** start The records **

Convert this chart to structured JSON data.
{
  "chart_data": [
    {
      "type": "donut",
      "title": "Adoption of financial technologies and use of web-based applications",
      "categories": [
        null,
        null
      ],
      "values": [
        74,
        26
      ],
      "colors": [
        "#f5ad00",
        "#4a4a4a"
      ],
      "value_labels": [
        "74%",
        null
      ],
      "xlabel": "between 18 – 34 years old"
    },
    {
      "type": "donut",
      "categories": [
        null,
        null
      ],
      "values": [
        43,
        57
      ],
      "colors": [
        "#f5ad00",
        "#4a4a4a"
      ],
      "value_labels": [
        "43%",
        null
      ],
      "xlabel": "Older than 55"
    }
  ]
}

** end The records **

Task description
Give back all the records exactly as they stand.

Output of the exercise
Convert this chart to structured JSON data.
{
  "chart_data": [
    {
      "type": "donut",
      "title": "Adoption of financial technologies and use of web-based applications",
      "categories": [
        null,
        null
      ],
      "values": [
        74,
        26
      ],
      "colors": [
        "#f5ad00",
        "#4a4a4a"
      ],
      "value_labels": [
        "74%",
        null
      ],
      "xlabel": "between 18 – 34 years old"
    },
    {
      "type": "donut",
      "categories": [
        null,
        null
      ],
      "values": [
        43,
        57
      ],
      "colors": [
        "#f5ad00",
        "#4a4a4a"
      ],
      "value_labels": [
        "43%",
        null
      ],
      "xlabel": "Older than 55"
    }
  ]
}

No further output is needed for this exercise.